Stored entries:
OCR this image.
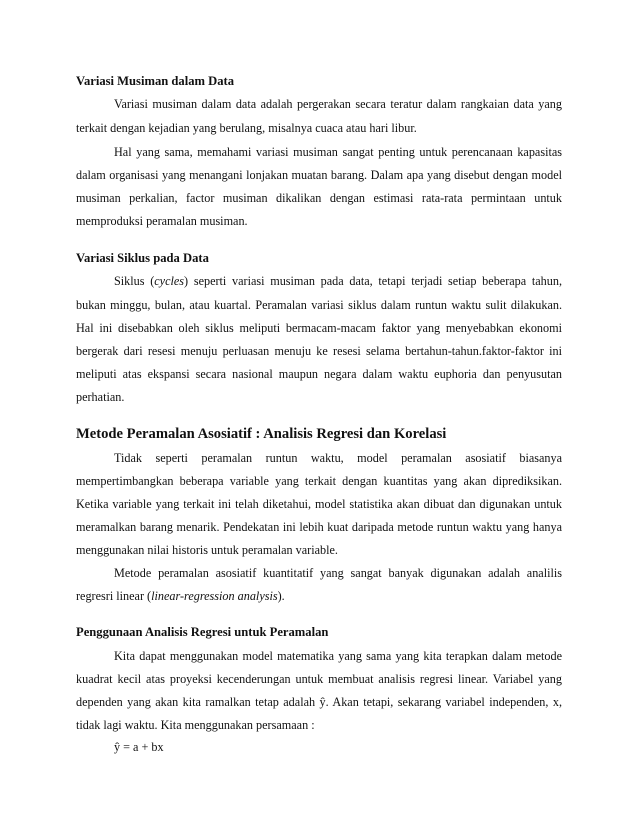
Variasi Musiman dalam Data
Variasi musiman dalam data adalah pergerakan secara teratur dalam rangkaian data yang
terkait dengan kejadian yang berulang, misalnya cuaca atau hari libur.
Hal yang sama, memahami variasi musiman sangat penting untuk perencanaan kapasitas
dalam organisasi yang menangani lonjakan muatan barang. Dalam apa yang disebut dengan model
musiman perkalian, factor musiman dikalikan dengan estimasi rata-rata permintaan untuk
memproduksi peramalan musiman.
Variasi Siklus pada Data
Siklus (cycles) seperti variasi musiman pada data, tetapi terjadi setiap beberapa tahun,
bukan minggu, bulan, atau kuartal. Peramalan variasi siklus dalam runtun waktu sulit dilakukan.
Hal ini disebabkan oleh siklus meliputi bermacam-macam faktor yang menyebabkan ekonomi
bergerak dari resesi menuju perluasan menuju ke resesi selama bertahun-tahun.faktor-faktor ini
meliputi atas ekspansi secara nasional maupun negara dalam waktu euphoria dan penyusutan
perhatian.
Metode Peramalan Asosiatif : Analisis Regresi dan Korelasi
Tidak seperti peramalan runtun waktu, model peramalan asosiatif biasanya
mempertimbangkan beberapa variable yang terkait dengan kuantitas yang akan diprediksikan.
Ketika variable yang terkait ini telah diketahui, model statistika akan dibuat dan digunakan untuk
meramalkan barang menarik. Pendekatan ini lebih kuat daripada metode runtun waktu yang hanya
menggunakan nilai historis untuk peramalan variable.
Metode peramalan asosiatif kuantitatif yang sangat banyak digunakan adalah analilis
regresri linear (linear-regression analysis).
Penggunaan Analisis Regresi untuk Peramalan
Kita dapat menggunakan model matematika yang sama yang kita terapkan dalam metode
kuadrat kecil atas proyeksi kecenderungan untuk membuat analisis regresi linear. Variabel yang
dependen yang akan kita ramalkan tetap adalah ŷ. Akan tetapi, sekarang variabel independen, x,
tidak lagi waktu. Kita menggunakan persamaan :
ŷ = a + bx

What needs to be done:
Isolate the lines that hold the word "seperti" and copy all of them.

Finished answer:
Siklus (cycles) seperti variasi musiman pada data, tetapi terjadi setiap beberapa tahun,
Tidak seperti peramalan runtun waktu, model peramalan asosiatif biasanya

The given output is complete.